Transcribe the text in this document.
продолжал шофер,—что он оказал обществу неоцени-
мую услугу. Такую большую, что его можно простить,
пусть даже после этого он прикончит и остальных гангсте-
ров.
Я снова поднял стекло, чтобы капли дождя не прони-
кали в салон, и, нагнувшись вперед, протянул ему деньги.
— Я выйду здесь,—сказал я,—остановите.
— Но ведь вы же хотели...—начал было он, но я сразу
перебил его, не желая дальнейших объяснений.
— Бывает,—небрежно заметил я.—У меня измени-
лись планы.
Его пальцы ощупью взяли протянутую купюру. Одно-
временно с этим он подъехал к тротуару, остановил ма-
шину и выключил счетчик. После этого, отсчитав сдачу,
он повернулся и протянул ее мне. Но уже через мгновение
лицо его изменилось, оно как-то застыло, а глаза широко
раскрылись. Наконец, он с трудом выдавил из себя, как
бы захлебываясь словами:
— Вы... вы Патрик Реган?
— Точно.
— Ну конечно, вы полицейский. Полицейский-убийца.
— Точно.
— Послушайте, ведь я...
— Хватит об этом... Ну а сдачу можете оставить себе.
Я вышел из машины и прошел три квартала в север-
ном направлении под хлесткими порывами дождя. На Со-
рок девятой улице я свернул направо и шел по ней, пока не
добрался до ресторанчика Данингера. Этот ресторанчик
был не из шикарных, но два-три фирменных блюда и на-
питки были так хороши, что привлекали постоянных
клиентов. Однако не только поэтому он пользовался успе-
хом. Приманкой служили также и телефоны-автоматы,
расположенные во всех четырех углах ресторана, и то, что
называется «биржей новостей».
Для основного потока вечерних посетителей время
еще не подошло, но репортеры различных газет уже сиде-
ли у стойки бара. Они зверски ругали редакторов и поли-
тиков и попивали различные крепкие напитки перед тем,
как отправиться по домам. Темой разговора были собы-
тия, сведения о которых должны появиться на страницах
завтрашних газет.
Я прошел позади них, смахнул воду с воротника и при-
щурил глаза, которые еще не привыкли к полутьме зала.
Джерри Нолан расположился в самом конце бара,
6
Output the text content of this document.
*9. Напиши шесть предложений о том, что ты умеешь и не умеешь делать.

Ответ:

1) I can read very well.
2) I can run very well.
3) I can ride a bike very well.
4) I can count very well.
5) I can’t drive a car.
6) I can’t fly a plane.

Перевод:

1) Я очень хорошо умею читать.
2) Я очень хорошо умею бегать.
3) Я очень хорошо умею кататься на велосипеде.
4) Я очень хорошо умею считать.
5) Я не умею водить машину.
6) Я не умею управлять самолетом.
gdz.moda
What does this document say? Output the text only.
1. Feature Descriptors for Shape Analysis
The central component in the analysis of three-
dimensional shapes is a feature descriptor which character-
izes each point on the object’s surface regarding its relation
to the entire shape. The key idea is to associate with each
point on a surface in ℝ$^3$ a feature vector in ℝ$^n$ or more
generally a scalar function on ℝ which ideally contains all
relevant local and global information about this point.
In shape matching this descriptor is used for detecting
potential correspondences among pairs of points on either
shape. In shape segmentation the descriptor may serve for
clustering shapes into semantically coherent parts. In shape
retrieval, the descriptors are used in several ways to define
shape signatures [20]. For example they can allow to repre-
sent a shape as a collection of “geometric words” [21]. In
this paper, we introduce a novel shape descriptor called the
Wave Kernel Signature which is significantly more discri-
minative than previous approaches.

* **To do**: Locate the string "газет" in the listing above and copy every line where it occurs.

* **Task response**:
еще не подошло, но репортеры различных газет уже сиде-
завтрашних газет.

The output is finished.